**Problem statement:** Out of all the lines below, count those with the word "系个人原因所致". Give the number only.

(Items from a dataset)
-=-=-=-=-

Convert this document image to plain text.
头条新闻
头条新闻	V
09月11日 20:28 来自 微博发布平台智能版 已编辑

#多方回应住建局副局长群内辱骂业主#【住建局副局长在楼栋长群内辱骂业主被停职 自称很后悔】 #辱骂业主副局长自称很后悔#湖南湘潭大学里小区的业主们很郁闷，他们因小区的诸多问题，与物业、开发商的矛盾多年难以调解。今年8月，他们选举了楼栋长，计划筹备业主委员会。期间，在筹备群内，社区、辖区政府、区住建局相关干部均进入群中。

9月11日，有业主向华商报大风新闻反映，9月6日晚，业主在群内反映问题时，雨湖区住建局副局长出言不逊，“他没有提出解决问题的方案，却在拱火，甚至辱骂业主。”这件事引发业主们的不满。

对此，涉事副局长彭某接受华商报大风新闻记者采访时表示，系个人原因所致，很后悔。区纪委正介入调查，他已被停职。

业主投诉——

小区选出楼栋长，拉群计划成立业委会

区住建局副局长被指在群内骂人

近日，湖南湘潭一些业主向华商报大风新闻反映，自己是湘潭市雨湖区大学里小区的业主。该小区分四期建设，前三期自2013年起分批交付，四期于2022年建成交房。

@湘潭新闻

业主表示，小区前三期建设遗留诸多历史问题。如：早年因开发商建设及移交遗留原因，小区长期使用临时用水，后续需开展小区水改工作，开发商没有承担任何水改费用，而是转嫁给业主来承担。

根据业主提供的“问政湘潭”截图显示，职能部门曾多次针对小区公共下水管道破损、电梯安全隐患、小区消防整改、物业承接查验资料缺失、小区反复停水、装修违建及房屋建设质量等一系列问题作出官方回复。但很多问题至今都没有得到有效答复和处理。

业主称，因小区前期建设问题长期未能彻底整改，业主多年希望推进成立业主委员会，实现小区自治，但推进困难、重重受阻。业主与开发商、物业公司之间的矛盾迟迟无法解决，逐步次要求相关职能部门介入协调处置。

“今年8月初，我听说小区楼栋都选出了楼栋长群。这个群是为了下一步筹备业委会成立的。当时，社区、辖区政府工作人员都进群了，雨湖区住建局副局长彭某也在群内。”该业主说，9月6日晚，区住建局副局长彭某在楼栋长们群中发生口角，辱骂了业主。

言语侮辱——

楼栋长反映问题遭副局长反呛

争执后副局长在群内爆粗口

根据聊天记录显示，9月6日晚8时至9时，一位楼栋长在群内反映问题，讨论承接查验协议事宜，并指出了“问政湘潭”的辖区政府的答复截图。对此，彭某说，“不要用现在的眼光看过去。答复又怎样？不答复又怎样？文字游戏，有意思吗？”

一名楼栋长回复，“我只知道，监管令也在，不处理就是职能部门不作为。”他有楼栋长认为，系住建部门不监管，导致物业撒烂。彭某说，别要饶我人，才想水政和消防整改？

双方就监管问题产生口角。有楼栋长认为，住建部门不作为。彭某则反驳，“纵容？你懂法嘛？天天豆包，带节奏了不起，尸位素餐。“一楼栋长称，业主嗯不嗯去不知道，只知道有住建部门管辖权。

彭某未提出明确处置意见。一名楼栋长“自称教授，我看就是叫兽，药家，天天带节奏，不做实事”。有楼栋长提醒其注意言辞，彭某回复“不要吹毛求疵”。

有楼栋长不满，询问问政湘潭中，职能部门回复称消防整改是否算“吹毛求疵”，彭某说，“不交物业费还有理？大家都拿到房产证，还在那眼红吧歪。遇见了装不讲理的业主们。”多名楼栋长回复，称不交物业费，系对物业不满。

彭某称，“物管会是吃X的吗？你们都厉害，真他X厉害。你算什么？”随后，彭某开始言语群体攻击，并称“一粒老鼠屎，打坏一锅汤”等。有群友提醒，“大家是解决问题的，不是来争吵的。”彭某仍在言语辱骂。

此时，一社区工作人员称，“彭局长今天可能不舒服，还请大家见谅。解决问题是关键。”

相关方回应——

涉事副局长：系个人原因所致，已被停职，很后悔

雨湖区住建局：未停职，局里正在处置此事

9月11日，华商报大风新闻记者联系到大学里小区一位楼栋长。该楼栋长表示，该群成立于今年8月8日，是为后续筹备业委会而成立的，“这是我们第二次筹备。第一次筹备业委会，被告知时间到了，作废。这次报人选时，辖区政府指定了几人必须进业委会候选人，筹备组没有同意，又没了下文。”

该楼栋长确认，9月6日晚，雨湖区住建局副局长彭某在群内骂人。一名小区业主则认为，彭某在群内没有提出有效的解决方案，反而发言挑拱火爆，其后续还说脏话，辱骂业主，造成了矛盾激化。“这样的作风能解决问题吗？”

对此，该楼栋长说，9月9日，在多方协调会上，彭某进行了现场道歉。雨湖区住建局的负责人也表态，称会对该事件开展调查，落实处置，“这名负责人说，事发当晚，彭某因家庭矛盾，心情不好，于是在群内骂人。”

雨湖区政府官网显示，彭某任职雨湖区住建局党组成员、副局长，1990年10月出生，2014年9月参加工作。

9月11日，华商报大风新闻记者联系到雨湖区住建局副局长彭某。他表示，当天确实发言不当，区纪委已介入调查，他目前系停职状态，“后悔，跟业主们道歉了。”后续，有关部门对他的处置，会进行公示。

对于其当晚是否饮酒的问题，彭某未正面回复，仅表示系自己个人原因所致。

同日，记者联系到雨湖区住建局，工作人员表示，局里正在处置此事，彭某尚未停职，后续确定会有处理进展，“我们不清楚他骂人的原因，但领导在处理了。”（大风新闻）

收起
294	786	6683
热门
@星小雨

-=-=-=-=-

**The completed task:** 2